## Begin
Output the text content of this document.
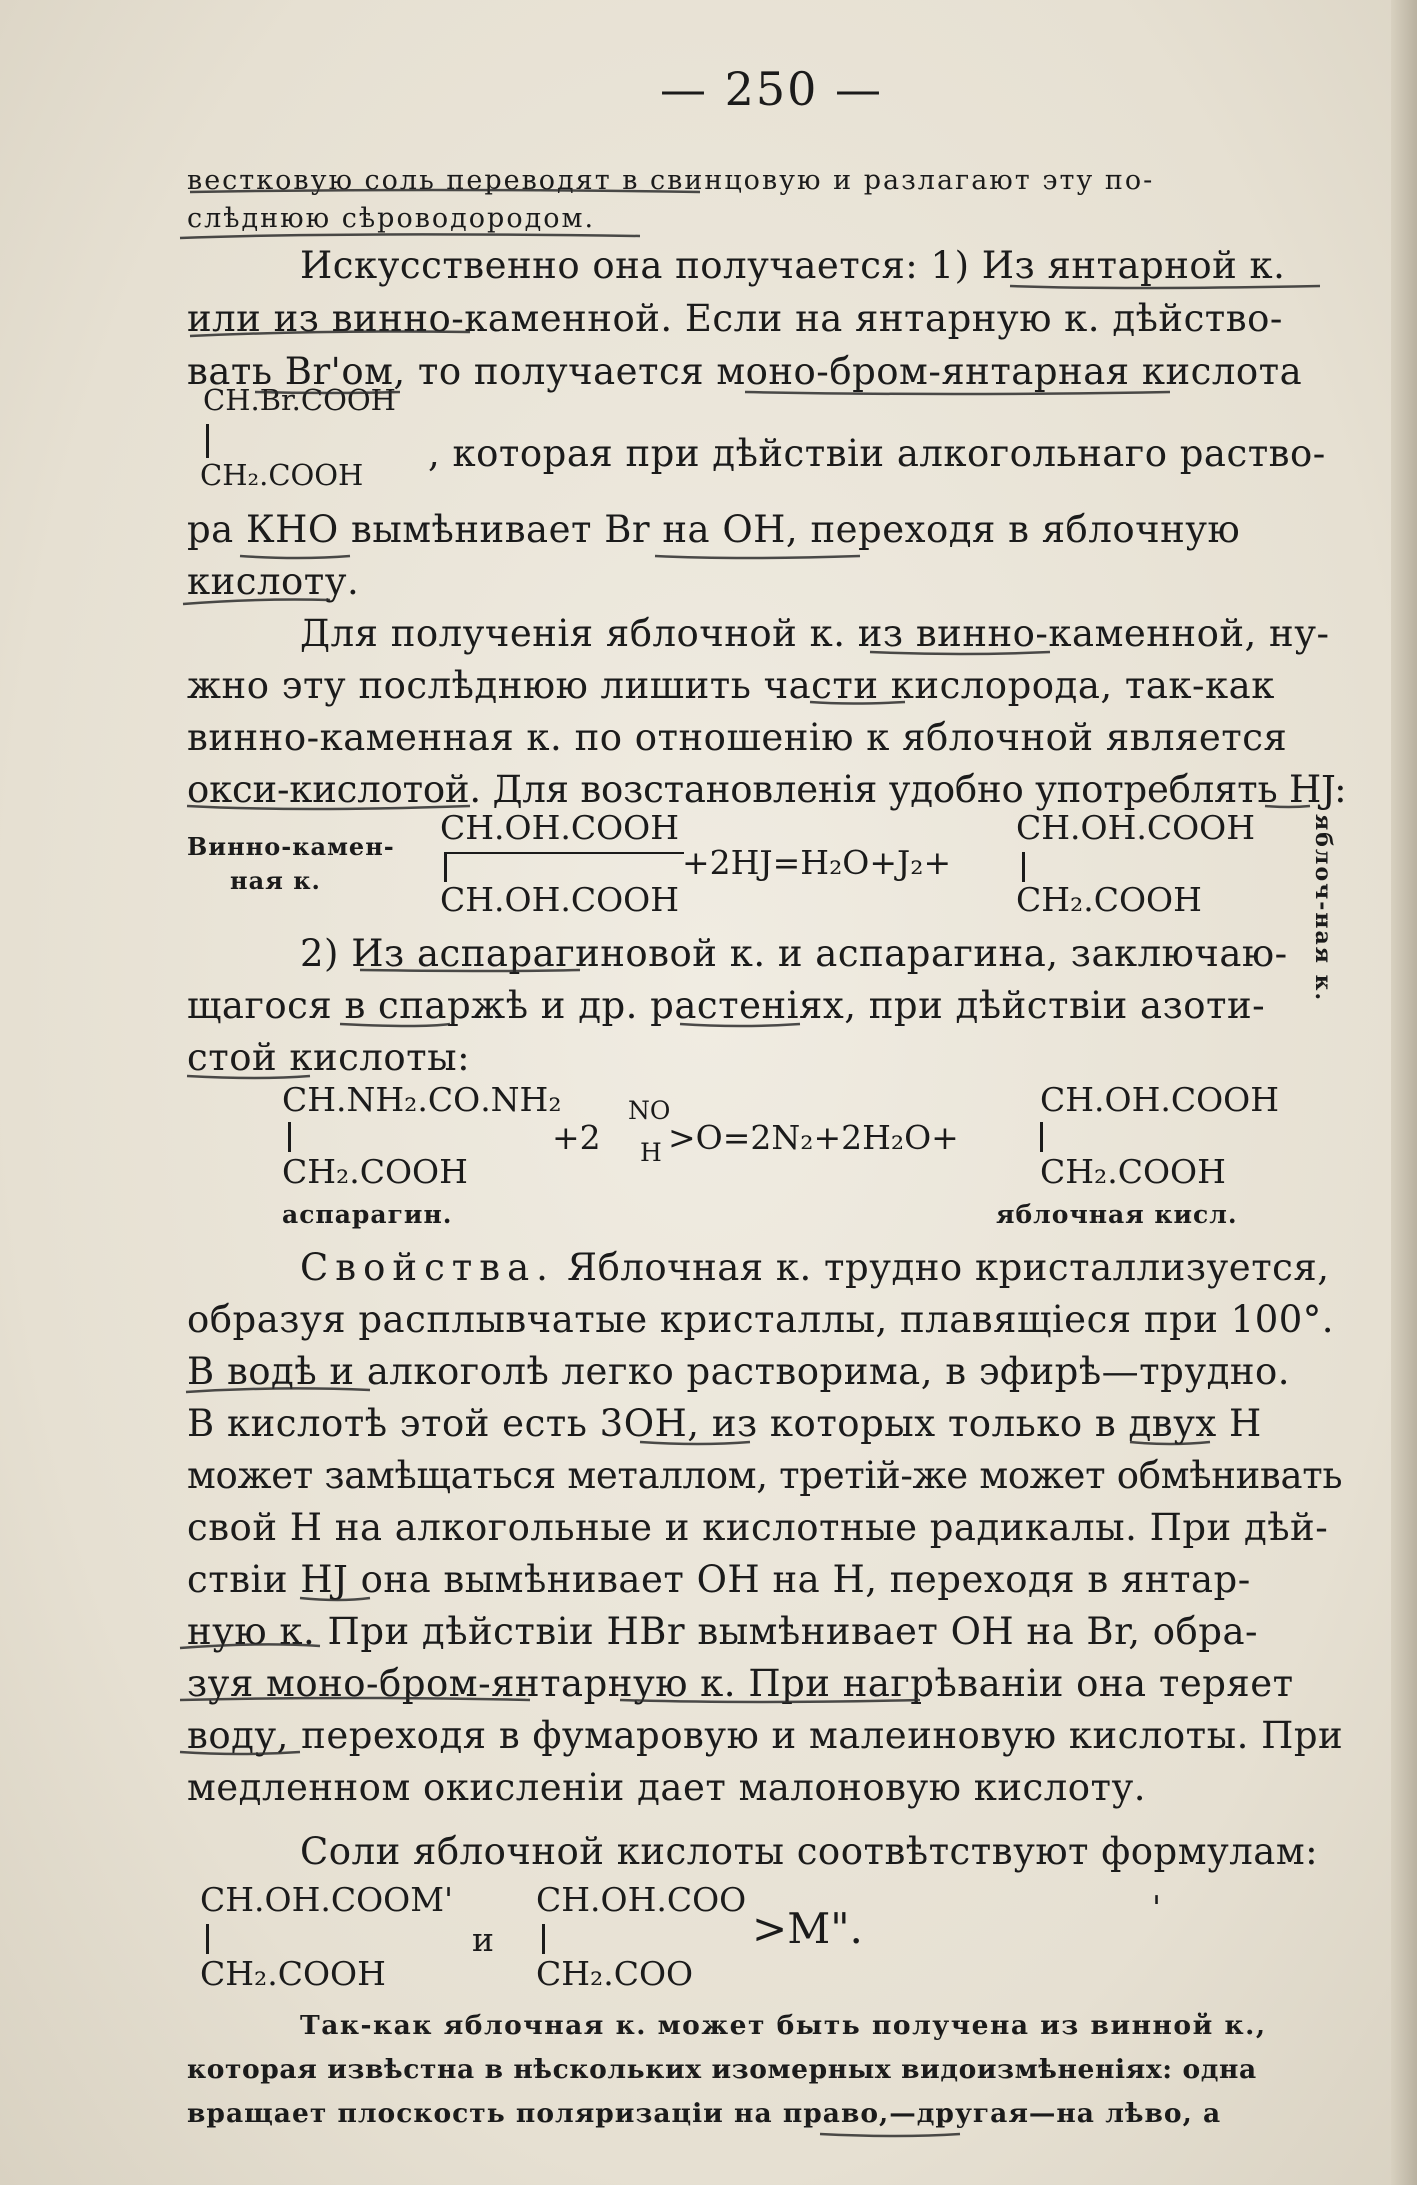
— 250 —
вестковую соль переводят в свинцовую и разлагают эту по-
слѣднюю сѣроводородом.
Искусственно она получается: 1) Из янтарной к.
или из винно-каменной. Если на янтарную к. дѣйство-
вать Br'ом, то получается моно-бром-янтарная кислота
СН.Вr.СООН
СН₂.СООН , которая при дѣйствіи алкогольнаго раство-
ра КНО вымѣнивает Br на ОН, переходя в яблочную
кислоту.
Для полученія яблочной к. из винно-каменной, ну-
жно эту послѣднюю лишить части кислорода, так-как
винно-каменная к. по отношенію к яблочной является
окси-кислотой. Для возстановленія удобно употреблять HJ:
Винно-камен-
ная к.
СН.ОН.СООН
СН.ОН.СООН
+2HJ=H₂O+J₂+
СН.ОН.СООН
СН₂.СООН	яблоч-ная к.
2) Из аспарагиновой к. и аспарагина, заключаю-
щагося в спаржѣ и др. растеніях, при дѣйствіи азоти-
стой кислоты:
СН.NH₂.СО.NH₂
СН₂.СООН
аспарагин.
+2
NO
H >O=2N₂+2H₂O+
СН.ОН.СООН
СН₂.СООН
яблочная кисл.
Свойства. Яблочная к. трудно кристаллизуется,
образуя расплывчатые кристаллы, плавящіеся при 100°.
В водѣ и алкоголѣ легко растворима, в эфирѣ—трудно.
В кислотѣ этой есть 3ОН, из которых только в двух Н
может замѣщаться металлом, третій-же может обмѣнивать
свой Н на алкогольные и кислотные радикалы. При дѣй-
ствіи HJ она вымѣнивает ОН на Н, переходя в янтар-
ную к. При дѣйствіи HBr вымѣнивает ОН на Br, обра-
зуя моно-бром-янтарную к. При нагрѣваніи она теряет
воду, переходя в фумаровую и малеиновую кислоты. При
медленном окисленіи дает малоновую кислоту.
Соли яблочной кислоты соотвѣтствуют формулам:
СН.ОН.СООМ'
СН₂.СООН
и
СН.ОН.СОО
СН₂.СОО
>M".	'
Так-как яблочная к. может быть получена из винной к.,
которая извѣстна в нѣскольких изомерных видоизмѣненіях: одна
вращает плоскость поляризаціи на право,—другая—на лѣво, а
## End
§ PROBLEM: Except for the pictures, give all the material above again verbatim.

§ EXPECTED ANSWER:
Output the text content of this document.
— 250 —
вестковую соль переводят в свинцовую и разлагают эту по-
слѣднюю сѣроводородом.
Искусственно она получается: 1) Из янтарной к.
или из винно-каменной. Если на янтарную к. дѣйство-
вать Br'ом, то получается моно-бром-янтарная кислота
СН.Вr.СООН
СН₂.СООН , которая при дѣйствіи алкогольнаго раство-
ра КНО вымѣнивает Br на ОН, переходя в яблочную
кислоту.
Для полученія яблочной к. из винно-каменной, ну-
жно эту послѣднюю лишить части кислорода, так-как
винно-каменная к. по отношенію к яблочной является
окси-кислотой. Для возстановленія удобно употреблять HJ:
Винно-камен-
ная к.
СН.ОН.СООН
СН.ОН.СООН
+2HJ=H₂O+J₂+
СН.ОН.СООН
СН₂.СООН	яблоч-ная к.
2) Из аспарагиновой к. и аспарагина, заключаю-
щагося в спаржѣ и др. растеніях, при дѣйствіи азоти-
стой кислоты:
СН.NH₂.СО.NH₂
СН₂.СООН
аспарагин.
+2
NO
H >O=2N₂+2H₂O+
СН.ОН.СООН
СН₂.СООН
яблочная кисл.
Свойства. Яблочная к. трудно кристаллизуется,
образуя расплывчатые кристаллы, плавящіеся при 100°.
В водѣ и алкоголѣ легко растворима, в эфирѣ—трудно.
В кислотѣ этой есть 3ОН, из которых только в двух Н
может замѣщаться металлом, третій-же может обмѣнивать
свой Н на алкогольные и кислотные радикалы. При дѣй-
ствіи HJ она вымѣнивает ОН на Н, переходя в янтар-
ную к. При дѣйствіи HBr вымѣнивает ОН на Br, обра-
зуя моно-бром-янтарную к. При нагрѣваніи она теряет
воду, переходя в фумаровую и малеиновую кислоты. При
медленном окисленіи дает малоновую кислоту.
Соли яблочной кислоты соотвѣтствуют формулам:
СН.ОН.СООМ'
СН₂.СООН
и
СН.ОН.СОО
СН₂.СОО
>M".	'
Так-как яблочная к. может быть получена из винной к.,
которая извѣстна в нѣскольких изомерных видоизмѣненіях: одна
вращает плоскость поляризаціи на право,—другая—на лѣво, а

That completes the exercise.